*YOUR INSTRUCTIONS*
Carry none of the pictures over; set down the material below exactly.

::: ROWS

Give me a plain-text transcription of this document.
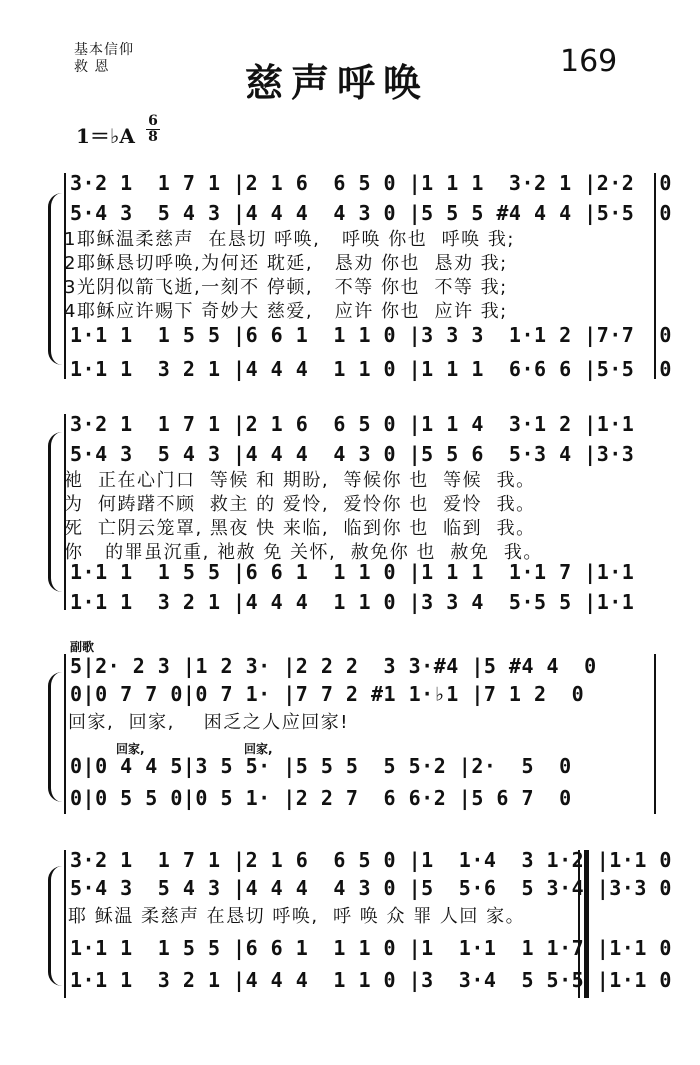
基本信仰
救 恩	慈声呼唤	169
1＝♭A
6
8
3·2 1  1 7 1 |2 1 6  6 5 0 |1 1 1  3·2 1 |2·2  0
5·4 3  5 4 3 |4 4 4  4 3 0 |5 5 5 #4 4 4 |5·5  0
1耶稣温柔慈声  在恳切 呼唤,   呼唤 你也  呼唤 我;
2耶稣恳切呼唤,为何还 耽延,   恳劝 你也  恳劝 我;
3光阴似箭飞逝,一刻不 停顿,   不等 你也  不等 我;
4耶稣应许赐下 奇妙大 慈爱,   应许 你也  应许 我;
1·1 1  1 5 5 |6 6 1  1 1 0 |3 3 3  1·1 2 |7·7  0
1·1 1  3 2 1 |4 4 4  1 1 0 |1 1 1  6·6 6 |5·5  0
3·2 1  1 7 1 |2 1 6  6 5 0 |1 1 4  3·1 2 |1·1
5·4 3  5 4 3 |4 4 4  4 3 0 |5 5 6  5·3 4 |3·3
祂  正在心门口  等候 和 期盼,  等候你 也  等候  我。
为  何踌躇不顾  救主 的 爱怜,  爱怜你 也  爱怜  我。
死  亡阴云笼罩, 黑夜 快 来临,  临到你 也  临到  我。
你   的罪虽沉重, 祂赦 免 关怀,  赦免你 也  赦免  我。
1·1 1  1 5 5 |6 6 1  1 1 0 |1 1 1  1·1 7 |1·1
1·1 1  3 2 1 |4 4 4  1 1 0 |3 3 4  5·5 5 |1·1
副歌
5|2· 2 3 |1 2 3· |2 2 2  3 3·#4 |5 #4 4  0
0|0 7 7 0|0 7 1· |7 7 2 #1 1·♭1 |7 1 2  0
回家,  回家,    困乏之人应回家!
回家,	回家,
0|0 4 4 5|3 5 5· |5 5 5  5 5·2 |2·  5  0
0|0 5 5 0|0 5 1· |2 2 7  6 6·2 |5 6 7  0
3·2 1  1 7 1 |2 1 6  6 5 0 |1  1·4  3 1·2 |1·1 0
5·4 3  5 4 3 |4 4 4  4 3 0 |5  5·6  5 3·4 |3·3 0
耶 稣温 柔慈声 在恳切 呼唤,  呼 唤 众 罪 人回 家。
1·1 1  1 5 5 |6 6 1  1 1 0 |1  1·1  1 1·7 |1·1 0
1·1 1  3 2 1 |4 4 4  1 1 0 |3  3·4  5 5·5 |1·1 0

::::::

*THE SOLUTION*
Give me a plain-text transcription of this document.
基本信仰
救 恩	慈声呼唤	169
1＝♭A
6
8
3·2 1  1 7 1 |2 1 6  6 5 0 |1 1 1  3·2 1 |2·2  0
5·4 3  5 4 3 |4 4 4  4 3 0 |5 5 5 #4 4 4 |5·5  0
1耶稣温柔慈声  在恳切 呼唤,   呼唤 你也  呼唤 我;
2耶稣恳切呼唤,为何还 耽延,   恳劝 你也  恳劝 我;
3光阴似箭飞逝,一刻不 停顿,   不等 你也  不等 我;
4耶稣应许赐下 奇妙大 慈爱,   应许 你也  应许 我;
1·1 1  1 5 5 |6 6 1  1 1 0 |3 3 3  1·1 2 |7·7  0
1·1 1  3 2 1 |4 4 4  1 1 0 |1 1 1  6·6 6 |5·5  0
3·2 1  1 7 1 |2 1 6  6 5 0 |1 1 4  3·1 2 |1·1
5·4 3  5 4 3 |4 4 4  4 3 0 |5 5 6  5·3 4 |3·3
祂  正在心门口  等候 和 期盼,  等候你 也  等候  我。
为  何踌躇不顾  救主 的 爱怜,  爱怜你 也  爱怜  我。
死  亡阴云笼罩, 黑夜 快 来临,  临到你 也  临到  我。
你   的罪虽沉重, 祂赦 免 关怀,  赦免你 也  赦免  我。
1·1 1  1 5 5 |6 6 1  1 1 0 |1 1 1  1·1 7 |1·1
1·1 1  3 2 1 |4 4 4  1 1 0 |3 3 4  5·5 5 |1·1
副歌
5|2· 2 3 |1 2 3· |2 2 2  3 3·#4 |5 #4 4  0
0|0 7 7 0|0 7 1· |7 7 2 #1 1·♭1 |7 1 2  0
回家,  回家,    困乏之人应回家!
回家,	回家,
0|0 4 4 5|3 5 5· |5 5 5  5 5·2 |2·  5  0
0|0 5 5 0|0 5 1· |2 2 7  6 6·2 |5 6 7  0
3·2 1  1 7 1 |2 1 6  6 5 0 |1  1·4  3 1·2 |1·1 0
5·4 3  5 4 3 |4 4 4  4 3 0 |5  5·6  5 3·4 |3·3 0
耶 稣温 柔慈声 在恳切 呼唤,  呼 唤 众 罪 人回 家。
1·1 1  1 5 5 |6 6 1  1 1 0 |1  1·1  1 1·7 |1·1 0
1·1 1  3 2 1 |4 4 4  1 1 0 |3  3·4  5 5·5 |1·1 0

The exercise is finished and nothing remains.